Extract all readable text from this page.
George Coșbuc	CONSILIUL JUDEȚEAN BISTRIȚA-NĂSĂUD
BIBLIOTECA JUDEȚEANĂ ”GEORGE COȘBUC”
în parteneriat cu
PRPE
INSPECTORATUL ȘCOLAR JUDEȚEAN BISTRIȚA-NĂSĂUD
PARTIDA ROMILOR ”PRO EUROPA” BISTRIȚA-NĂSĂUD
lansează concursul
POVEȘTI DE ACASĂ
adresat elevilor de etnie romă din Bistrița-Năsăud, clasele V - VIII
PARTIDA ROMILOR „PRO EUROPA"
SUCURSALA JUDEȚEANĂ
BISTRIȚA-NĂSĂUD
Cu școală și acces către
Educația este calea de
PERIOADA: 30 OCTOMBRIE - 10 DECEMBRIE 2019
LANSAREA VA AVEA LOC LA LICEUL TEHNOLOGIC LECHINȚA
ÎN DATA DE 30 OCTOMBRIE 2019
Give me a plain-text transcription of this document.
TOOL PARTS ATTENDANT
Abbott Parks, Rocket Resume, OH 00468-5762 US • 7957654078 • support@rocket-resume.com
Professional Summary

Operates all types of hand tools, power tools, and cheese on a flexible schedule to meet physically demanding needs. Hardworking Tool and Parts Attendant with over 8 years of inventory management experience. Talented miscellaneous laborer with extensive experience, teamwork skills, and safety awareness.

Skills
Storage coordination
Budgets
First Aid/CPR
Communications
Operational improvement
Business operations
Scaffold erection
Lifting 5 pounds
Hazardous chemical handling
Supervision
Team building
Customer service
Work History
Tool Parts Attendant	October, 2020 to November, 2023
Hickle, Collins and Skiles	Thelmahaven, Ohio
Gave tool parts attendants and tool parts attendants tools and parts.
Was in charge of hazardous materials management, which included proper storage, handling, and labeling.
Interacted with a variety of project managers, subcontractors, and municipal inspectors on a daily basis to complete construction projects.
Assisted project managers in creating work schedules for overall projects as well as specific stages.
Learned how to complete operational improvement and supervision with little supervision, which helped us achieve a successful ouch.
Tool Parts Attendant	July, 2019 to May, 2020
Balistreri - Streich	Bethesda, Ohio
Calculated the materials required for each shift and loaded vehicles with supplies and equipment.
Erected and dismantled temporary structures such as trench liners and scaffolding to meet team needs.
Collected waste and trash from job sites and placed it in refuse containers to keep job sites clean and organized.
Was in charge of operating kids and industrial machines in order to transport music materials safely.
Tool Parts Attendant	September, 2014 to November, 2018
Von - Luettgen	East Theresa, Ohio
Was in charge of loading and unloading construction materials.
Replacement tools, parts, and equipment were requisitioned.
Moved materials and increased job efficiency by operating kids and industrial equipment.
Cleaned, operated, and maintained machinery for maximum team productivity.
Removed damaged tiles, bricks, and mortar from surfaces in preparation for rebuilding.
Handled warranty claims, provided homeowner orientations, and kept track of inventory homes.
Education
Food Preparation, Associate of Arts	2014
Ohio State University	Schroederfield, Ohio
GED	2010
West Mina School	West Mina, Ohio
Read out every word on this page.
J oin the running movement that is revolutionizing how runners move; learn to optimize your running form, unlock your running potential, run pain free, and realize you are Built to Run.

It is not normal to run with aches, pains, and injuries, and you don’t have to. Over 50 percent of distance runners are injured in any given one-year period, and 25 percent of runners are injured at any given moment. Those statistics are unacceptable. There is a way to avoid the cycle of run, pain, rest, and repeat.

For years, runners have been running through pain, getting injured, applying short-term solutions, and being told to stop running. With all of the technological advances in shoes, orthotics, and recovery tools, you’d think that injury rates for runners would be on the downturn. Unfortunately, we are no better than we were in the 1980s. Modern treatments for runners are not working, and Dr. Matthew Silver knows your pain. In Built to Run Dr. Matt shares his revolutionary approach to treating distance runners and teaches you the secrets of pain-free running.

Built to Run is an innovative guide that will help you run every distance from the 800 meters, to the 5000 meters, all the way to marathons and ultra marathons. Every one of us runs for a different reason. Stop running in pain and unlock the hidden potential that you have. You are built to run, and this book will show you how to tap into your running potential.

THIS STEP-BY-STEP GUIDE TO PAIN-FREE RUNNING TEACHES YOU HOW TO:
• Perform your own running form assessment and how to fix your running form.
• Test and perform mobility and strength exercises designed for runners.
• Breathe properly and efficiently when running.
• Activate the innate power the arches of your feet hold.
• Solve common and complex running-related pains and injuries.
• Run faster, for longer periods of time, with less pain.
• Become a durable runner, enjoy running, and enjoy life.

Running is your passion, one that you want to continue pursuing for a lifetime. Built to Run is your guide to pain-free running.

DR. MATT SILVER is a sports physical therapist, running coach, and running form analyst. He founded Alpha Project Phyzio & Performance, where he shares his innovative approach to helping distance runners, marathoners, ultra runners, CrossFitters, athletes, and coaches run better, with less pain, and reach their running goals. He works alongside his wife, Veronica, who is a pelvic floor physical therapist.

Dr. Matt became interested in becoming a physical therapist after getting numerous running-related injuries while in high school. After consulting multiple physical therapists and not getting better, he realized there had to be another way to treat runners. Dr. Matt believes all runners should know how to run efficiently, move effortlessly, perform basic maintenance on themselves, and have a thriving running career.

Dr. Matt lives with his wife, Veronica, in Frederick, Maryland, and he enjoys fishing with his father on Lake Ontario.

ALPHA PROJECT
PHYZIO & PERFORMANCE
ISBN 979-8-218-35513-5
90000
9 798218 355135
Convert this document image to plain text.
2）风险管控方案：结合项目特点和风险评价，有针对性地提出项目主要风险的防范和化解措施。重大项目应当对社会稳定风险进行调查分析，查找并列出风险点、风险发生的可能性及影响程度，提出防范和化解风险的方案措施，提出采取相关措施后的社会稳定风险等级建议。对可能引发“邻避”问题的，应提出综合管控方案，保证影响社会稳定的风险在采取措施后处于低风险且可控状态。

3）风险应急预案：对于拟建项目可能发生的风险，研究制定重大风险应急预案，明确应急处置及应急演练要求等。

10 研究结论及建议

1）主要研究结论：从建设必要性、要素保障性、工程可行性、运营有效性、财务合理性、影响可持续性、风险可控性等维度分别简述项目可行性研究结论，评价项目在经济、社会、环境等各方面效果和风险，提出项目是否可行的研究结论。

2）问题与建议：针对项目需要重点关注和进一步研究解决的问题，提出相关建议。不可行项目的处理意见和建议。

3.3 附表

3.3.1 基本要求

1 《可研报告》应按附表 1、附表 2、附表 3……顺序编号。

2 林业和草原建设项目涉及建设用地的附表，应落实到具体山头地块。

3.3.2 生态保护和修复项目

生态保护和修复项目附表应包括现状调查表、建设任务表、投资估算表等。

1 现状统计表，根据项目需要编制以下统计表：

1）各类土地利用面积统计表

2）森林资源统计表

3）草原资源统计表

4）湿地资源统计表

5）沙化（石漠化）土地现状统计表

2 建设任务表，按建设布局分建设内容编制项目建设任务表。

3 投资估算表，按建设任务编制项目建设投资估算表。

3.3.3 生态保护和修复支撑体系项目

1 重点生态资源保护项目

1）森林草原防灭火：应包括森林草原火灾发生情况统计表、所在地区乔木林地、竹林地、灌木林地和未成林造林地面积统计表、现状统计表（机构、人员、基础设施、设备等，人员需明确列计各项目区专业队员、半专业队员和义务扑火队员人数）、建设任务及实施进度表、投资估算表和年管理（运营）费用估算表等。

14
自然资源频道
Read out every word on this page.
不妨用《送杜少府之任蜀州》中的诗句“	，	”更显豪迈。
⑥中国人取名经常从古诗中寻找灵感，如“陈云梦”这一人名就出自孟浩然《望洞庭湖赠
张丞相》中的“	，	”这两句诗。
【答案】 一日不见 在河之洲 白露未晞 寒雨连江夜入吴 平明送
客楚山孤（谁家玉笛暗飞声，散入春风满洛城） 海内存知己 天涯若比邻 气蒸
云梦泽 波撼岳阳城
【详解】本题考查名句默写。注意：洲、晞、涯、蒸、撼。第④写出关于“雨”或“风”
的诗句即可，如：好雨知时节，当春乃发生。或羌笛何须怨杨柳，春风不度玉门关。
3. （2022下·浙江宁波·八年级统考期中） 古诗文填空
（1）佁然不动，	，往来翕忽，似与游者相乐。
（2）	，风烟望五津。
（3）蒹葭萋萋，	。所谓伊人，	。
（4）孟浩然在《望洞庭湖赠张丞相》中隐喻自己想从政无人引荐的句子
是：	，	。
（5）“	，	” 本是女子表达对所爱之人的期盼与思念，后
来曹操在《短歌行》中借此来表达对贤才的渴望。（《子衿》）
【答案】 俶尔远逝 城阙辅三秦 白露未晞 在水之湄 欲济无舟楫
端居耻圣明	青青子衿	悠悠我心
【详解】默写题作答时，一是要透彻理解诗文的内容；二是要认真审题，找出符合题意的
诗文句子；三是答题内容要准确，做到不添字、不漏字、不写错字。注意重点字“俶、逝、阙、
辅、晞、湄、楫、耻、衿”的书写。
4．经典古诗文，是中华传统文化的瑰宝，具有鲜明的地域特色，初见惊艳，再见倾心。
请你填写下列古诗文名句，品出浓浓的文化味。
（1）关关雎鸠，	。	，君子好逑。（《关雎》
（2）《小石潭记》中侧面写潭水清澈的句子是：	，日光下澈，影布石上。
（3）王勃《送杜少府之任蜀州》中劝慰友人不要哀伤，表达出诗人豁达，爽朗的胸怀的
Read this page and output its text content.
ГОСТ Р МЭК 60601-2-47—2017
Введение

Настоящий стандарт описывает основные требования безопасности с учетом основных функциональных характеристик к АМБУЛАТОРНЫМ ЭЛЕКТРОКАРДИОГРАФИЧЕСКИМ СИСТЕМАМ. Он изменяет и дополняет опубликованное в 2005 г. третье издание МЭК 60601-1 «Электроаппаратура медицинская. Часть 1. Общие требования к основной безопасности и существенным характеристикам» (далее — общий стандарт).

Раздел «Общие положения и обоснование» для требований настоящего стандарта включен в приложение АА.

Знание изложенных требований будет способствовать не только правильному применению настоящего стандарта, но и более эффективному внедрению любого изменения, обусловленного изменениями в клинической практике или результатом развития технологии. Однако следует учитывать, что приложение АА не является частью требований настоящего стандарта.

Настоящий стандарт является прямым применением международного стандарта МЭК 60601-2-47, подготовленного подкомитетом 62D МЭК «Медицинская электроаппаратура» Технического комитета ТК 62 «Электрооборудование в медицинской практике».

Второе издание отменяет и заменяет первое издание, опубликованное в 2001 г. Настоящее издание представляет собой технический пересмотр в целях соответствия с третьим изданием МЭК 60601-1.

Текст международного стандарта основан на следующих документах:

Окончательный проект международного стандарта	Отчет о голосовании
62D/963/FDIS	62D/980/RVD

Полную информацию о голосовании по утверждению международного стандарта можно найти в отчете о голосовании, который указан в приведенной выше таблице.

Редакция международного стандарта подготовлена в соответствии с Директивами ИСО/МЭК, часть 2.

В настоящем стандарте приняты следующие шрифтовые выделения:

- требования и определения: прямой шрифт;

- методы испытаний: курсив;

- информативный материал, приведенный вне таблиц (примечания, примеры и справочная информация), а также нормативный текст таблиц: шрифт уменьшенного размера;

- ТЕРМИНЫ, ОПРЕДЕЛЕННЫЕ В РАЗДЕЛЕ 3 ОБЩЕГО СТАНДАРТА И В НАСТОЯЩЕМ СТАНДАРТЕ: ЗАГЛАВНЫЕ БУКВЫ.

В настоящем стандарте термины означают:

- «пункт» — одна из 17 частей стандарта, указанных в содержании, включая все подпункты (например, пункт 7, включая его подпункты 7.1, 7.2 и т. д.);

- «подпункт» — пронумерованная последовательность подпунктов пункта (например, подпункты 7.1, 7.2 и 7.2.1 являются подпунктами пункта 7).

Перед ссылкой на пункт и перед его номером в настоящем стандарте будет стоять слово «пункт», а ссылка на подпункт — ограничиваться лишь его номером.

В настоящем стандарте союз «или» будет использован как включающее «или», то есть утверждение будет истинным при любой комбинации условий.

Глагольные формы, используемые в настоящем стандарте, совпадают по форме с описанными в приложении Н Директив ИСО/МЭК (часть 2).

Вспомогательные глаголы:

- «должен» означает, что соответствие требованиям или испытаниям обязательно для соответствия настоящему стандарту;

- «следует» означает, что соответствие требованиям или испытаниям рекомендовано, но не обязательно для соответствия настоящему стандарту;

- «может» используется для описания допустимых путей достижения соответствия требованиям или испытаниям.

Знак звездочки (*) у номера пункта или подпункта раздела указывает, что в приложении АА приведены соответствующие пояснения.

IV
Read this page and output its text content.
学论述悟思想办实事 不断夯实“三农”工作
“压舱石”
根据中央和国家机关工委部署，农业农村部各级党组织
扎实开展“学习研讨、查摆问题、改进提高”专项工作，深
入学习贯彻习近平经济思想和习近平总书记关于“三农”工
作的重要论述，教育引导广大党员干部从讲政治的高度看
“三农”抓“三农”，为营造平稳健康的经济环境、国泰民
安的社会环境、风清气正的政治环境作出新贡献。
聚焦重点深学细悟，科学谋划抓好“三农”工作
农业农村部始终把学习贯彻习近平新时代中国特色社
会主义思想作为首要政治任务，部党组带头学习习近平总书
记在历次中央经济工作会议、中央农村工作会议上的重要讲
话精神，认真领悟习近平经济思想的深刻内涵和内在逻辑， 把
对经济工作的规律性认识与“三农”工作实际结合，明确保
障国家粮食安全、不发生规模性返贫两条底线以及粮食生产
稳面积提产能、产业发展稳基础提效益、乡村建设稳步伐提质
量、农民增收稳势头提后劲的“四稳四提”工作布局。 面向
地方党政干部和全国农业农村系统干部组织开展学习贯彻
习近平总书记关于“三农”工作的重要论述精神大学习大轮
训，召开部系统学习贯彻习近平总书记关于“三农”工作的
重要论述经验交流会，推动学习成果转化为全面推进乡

• [Aim]
Copy out every line in the entries above that holds "приложении".

• [Result of the task]
Глагольные формы, используемые в настоящем стандарте, совпадают по форме с описанными в приложении Н Директив ИСО/МЭК (часть 2).
Знак звездочки (*) у номера пункта или подпункта раздела указывает, что в приложении АА приведены соответствующие пояснения.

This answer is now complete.